### Provided data:
--- --- ---
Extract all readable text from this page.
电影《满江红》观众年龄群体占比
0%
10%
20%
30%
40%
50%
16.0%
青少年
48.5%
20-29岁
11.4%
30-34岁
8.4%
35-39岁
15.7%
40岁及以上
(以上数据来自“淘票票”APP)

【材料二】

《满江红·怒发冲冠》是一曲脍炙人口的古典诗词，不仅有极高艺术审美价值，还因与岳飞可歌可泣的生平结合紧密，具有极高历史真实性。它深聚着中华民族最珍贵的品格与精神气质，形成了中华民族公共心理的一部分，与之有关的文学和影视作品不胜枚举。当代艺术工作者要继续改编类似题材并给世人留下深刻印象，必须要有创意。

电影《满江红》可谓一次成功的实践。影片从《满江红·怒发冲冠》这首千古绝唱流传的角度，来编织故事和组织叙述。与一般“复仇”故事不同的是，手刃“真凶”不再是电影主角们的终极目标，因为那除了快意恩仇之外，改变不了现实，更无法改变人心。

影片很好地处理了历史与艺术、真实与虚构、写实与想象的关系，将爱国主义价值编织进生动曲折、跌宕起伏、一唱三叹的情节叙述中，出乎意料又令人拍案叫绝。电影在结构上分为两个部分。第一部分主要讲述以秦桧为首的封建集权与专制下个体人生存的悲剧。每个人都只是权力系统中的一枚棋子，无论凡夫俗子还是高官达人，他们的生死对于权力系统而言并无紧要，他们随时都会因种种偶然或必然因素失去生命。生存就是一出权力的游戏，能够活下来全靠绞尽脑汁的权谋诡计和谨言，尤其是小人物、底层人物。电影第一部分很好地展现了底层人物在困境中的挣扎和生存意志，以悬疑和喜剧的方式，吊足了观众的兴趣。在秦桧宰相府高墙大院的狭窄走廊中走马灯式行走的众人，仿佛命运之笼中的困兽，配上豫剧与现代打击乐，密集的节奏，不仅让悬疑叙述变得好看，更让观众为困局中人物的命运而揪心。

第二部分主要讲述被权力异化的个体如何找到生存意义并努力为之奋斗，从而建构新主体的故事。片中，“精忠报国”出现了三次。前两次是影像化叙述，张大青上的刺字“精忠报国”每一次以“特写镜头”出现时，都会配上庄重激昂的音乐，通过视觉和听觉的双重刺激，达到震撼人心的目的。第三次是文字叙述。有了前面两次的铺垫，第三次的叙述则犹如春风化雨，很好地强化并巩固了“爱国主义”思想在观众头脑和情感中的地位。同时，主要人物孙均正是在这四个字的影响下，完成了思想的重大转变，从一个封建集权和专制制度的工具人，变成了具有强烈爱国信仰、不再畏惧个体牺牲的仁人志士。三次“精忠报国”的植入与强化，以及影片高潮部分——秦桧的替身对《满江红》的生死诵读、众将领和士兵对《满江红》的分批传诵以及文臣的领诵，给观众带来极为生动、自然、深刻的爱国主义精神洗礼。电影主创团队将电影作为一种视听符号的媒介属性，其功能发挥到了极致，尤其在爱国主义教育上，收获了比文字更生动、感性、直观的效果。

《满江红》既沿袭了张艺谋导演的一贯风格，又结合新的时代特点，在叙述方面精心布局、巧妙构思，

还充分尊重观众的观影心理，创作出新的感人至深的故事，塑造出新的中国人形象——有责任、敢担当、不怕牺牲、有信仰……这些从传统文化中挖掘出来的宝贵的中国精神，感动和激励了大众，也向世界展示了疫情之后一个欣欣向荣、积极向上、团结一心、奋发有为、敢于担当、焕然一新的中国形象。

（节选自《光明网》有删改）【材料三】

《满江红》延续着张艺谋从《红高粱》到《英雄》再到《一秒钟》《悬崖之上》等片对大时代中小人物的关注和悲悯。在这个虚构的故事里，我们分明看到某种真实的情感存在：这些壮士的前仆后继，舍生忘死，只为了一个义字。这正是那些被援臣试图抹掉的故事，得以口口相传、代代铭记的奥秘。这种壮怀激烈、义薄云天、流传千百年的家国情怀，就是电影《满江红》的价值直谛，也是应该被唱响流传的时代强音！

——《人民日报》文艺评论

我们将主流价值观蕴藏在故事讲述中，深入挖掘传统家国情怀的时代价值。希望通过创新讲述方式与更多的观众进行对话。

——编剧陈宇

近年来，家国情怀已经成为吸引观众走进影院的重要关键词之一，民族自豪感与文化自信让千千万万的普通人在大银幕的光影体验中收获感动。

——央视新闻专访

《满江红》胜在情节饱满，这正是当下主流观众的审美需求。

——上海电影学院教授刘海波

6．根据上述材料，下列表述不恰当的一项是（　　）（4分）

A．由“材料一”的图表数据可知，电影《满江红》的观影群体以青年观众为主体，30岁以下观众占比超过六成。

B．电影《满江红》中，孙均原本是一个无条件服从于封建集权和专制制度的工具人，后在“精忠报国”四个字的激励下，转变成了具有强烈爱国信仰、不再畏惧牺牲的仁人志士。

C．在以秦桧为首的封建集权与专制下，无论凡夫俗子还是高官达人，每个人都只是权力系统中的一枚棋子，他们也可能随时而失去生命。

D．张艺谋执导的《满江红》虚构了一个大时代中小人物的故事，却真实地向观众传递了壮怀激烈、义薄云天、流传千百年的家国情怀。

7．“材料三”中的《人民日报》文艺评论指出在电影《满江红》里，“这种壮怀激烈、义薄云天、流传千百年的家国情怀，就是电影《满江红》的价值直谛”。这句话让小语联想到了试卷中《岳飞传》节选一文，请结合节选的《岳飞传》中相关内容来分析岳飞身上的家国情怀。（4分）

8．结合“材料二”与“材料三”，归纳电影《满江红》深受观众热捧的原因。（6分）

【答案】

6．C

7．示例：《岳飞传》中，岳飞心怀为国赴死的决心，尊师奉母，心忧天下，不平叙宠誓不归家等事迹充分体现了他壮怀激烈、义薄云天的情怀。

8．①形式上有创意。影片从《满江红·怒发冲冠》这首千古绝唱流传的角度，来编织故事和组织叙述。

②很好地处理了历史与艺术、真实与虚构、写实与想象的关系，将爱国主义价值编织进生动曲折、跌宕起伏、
--- --- ---
Quote every line of the data, word for word.

### Completed task:
Extract all readable text from this page.
电影《满江红》观众年龄群体占比
0%
10%
20%
30%
40%
50%
16.0%
青少年
48.5%
20-29岁
11.4%
30-34岁
8.4%
35-39岁
15.7%
40岁及以上
(以上数据来自“淘票票”APP)

【材料二】

《满江红·怒发冲冠》是一曲脍炙人口的古典诗词，不仅有极高艺术审美价值，还因与岳飞可歌可泣的生平结合紧密，具有极高历史真实性。它深聚着中华民族最珍贵的品格与精神气质，形成了中华民族公共心理的一部分，与之有关的文学和影视作品不胜枚举。当代艺术工作者要继续改编类似题材并给世人留下深刻印象，必须要有创意。

电影《满江红》可谓一次成功的实践。影片从《满江红·怒发冲冠》这首千古绝唱流传的角度，来编织故事和组织叙述。与一般“复仇”故事不同的是，手刃“真凶”不再是电影主角们的终极目标，因为那除了快意恩仇之外，改变不了现实，更无法改变人心。

影片很好地处理了历史与艺术、真实与虚构、写实与想象的关系，将爱国主义价值编织进生动曲折、跌宕起伏、一唱三叹的情节叙述中，出乎意料又令人拍案叫绝。电影在结构上分为两个部分。第一部分主要讲述以秦桧为首的封建集权与专制下个体人生存的悲剧。每个人都只是权力系统中的一枚棋子，无论凡夫俗子还是高官达人，他们的生死对于权力系统而言并无紧要，他们随时都会因种种偶然或必然因素失去生命。生存就是一出权力的游戏，能够活下来全靠绞尽脑汁的权谋诡计和谨言，尤其是小人物、底层人物。电影第一部分很好地展现了底层人物在困境中的挣扎和生存意志，以悬疑和喜剧的方式，吊足了观众的兴趣。在秦桧宰相府高墙大院的狭窄走廊中走马灯式行走的众人，仿佛命运之笼中的困兽，配上豫剧与现代打击乐，密集的节奏，不仅让悬疑叙述变得好看，更让观众为困局中人物的命运而揪心。

第二部分主要讲述被权力异化的个体如何找到生存意义并努力为之奋斗，从而建构新主体的故事。片中，“精忠报国”出现了三次。前两次是影像化叙述，张大青上的刺字“精忠报国”每一次以“特写镜头”出现时，都会配上庄重激昂的音乐，通过视觉和听觉的双重刺激，达到震撼人心的目的。第三次是文字叙述。有了前面两次的铺垫，第三次的叙述则犹如春风化雨，很好地强化并巩固了“爱国主义”思想在观众头脑和情感中的地位。同时，主要人物孙均正是在这四个字的影响下，完成了思想的重大转变，从一个封建集权和专制制度的工具人，变成了具有强烈爱国信仰、不再畏惧个体牺牲的仁人志士。三次“精忠报国”的植入与强化，以及影片高潮部分——秦桧的替身对《满江红》的生死诵读、众将领和士兵对《满江红》的分批传诵以及文臣的领诵，给观众带来极为生动、自然、深刻的爱国主义精神洗礼。电影主创团队将电影作为一种视听符号的媒介属性，其功能发挥到了极致，尤其在爱国主义教育上，收获了比文字更生动、感性、直观的效果。

《满江红》既沿袭了张艺谋导演的一贯风格，又结合新的时代特点，在叙述方面精心布局、巧妙构思，

还充分尊重观众的观影心理，创作出新的感人至深的故事，塑造出新的中国人形象——有责任、敢担当、不怕牺牲、有信仰……这些从传统文化中挖掘出来的宝贵的中国精神，感动和激励了大众，也向世界展示了疫情之后一个欣欣向荣、积极向上、团结一心、奋发有为、敢于担当、焕然一新的中国形象。

（节选自《光明网》有删改）【材料三】

《满江红》延续着张艺谋从《红高粱》到《英雄》再到《一秒钟》《悬崖之上》等片对大时代中小人物的关注和悲悯。在这个虚构的故事里，我们分明看到某种真实的情感存在：这些壮士的前仆后继，舍生忘死，只为了一个义字。这正是那些被援臣试图抹掉的故事，得以口口相传、代代铭记的奥秘。这种壮怀激烈、义薄云天、流传千百年的家国情怀，就是电影《满江红》的价值直谛，也是应该被唱响流传的时代强音！

——《人民日报》文艺评论

我们将主流价值观蕴藏在故事讲述中，深入挖掘传统家国情怀的时代价值。希望通过创新讲述方式与更多的观众进行对话。

——编剧陈宇

近年来，家国情怀已经成为吸引观众走进影院的重要关键词之一，民族自豪感与文化自信让千千万万的普通人在大银幕的光影体验中收获感动。

——央视新闻专访

《满江红》胜在情节饱满，这正是当下主流观众的审美需求。

——上海电影学院教授刘海波

6．根据上述材料，下列表述不恰当的一项是（　　）（4分）

A．由“材料一”的图表数据可知，电影《满江红》的观影群体以青年观众为主体，30岁以下观众占比超过六成。

B．电影《满江红》中，孙均原本是一个无条件服从于封建集权和专制制度的工具人，后在“精忠报国”四个字的激励下，转变成了具有强烈爱国信仰、不再畏惧牺牲的仁人志士。

C．在以秦桧为首的封建集权与专制下，无论凡夫俗子还是高官达人，每个人都只是权力系统中的一枚棋子，他们也可能随时而失去生命。

D．张艺谋执导的《满江红》虚构了一个大时代中小人物的故事，却真实地向观众传递了壮怀激烈、义薄云天、流传千百年的家国情怀。

7．“材料三”中的《人民日报》文艺评论指出在电影《满江红》里，“这种壮怀激烈、义薄云天、流传千百年的家国情怀，就是电影《满江红》的价值直谛”。这句话让小语联想到了试卷中《岳飞传》节选一文，请结合节选的《岳飞传》中相关内容来分析岳飞身上的家国情怀。（4分）

8．结合“材料二”与“材料三”，归纳电影《满江红》深受观众热捧的原因。（6分）

【答案】

6．C

7．示例：《岳飞传》中，岳飞心怀为国赴死的决心，尊师奉母，心忧天下，不平叙宠誓不归家等事迹充分体现了他壮怀激烈、义薄云天的情怀。

8．①形式上有创意。影片从《满江红·怒发冲冠》这首千古绝唱流传的角度，来编织故事和组织叙述。

②很好地处理了历史与艺术、真实与虚构、写实与想象的关系，将爱国主义价值编织进生动曲折、跌宕起伏、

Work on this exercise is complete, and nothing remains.